● **DIRECTIONS**: Copy out all the lines in the records that include the word "Oscilloscope".

##### EXERCISE INPUTS

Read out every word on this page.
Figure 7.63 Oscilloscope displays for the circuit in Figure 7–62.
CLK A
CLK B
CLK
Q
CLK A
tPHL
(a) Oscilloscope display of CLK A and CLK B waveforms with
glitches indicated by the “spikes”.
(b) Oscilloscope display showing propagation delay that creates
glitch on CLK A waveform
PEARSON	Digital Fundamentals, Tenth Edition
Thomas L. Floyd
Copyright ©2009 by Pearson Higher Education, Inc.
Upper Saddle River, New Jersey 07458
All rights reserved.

##########

● **ANSWER**:
Figure 7.63 Oscilloscope displays for the circuit in Figure 7–62.
(a) Oscilloscope display of CLK A and CLK B waveforms with
(b) Oscilloscope display showing propagation delay that creates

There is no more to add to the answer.